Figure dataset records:
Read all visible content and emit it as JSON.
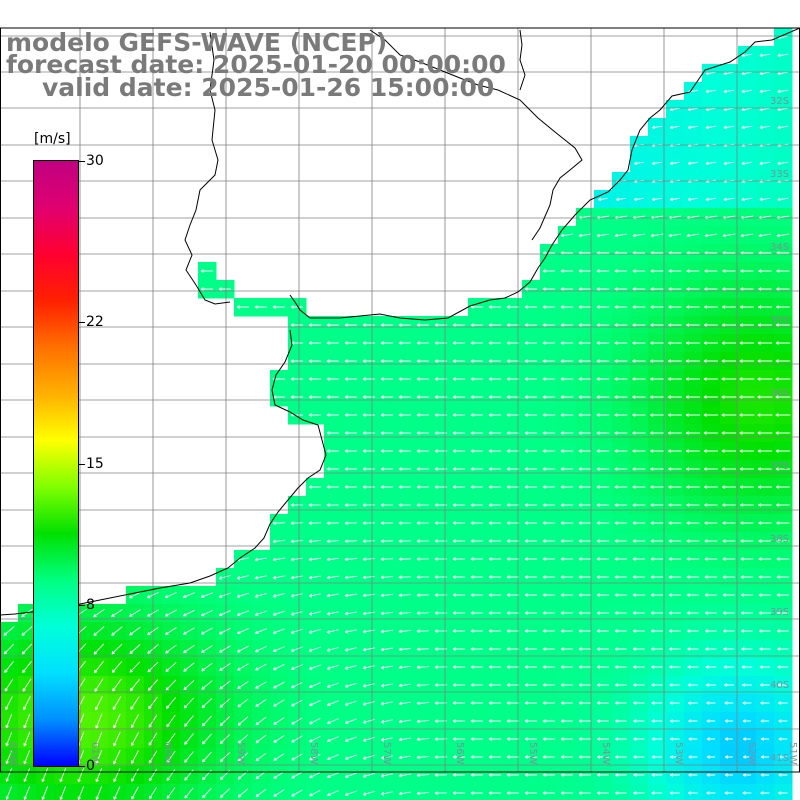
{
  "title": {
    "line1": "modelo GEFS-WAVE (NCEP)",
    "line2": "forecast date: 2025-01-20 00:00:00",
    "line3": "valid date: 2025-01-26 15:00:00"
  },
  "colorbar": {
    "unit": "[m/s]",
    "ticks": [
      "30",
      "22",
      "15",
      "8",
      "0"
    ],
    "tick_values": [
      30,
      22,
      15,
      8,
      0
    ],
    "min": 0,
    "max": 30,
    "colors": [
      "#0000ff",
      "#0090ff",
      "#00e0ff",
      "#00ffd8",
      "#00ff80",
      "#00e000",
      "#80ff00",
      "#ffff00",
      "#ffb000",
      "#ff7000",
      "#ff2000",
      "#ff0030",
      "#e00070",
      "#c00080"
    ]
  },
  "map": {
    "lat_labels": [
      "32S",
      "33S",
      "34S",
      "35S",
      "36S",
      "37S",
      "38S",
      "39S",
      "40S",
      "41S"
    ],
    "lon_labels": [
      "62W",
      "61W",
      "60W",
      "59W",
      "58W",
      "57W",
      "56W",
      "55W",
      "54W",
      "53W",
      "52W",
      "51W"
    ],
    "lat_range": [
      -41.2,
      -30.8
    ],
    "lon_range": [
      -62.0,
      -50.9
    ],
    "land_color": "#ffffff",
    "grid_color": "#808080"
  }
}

→ Task details:
Copy out each line of the data where the string "date" appears.

→ Written reply:
    "line2": "forecast date: 2025-01-20 00:00:00",
    "line3": "valid date: 2025-01-26 15:00:00"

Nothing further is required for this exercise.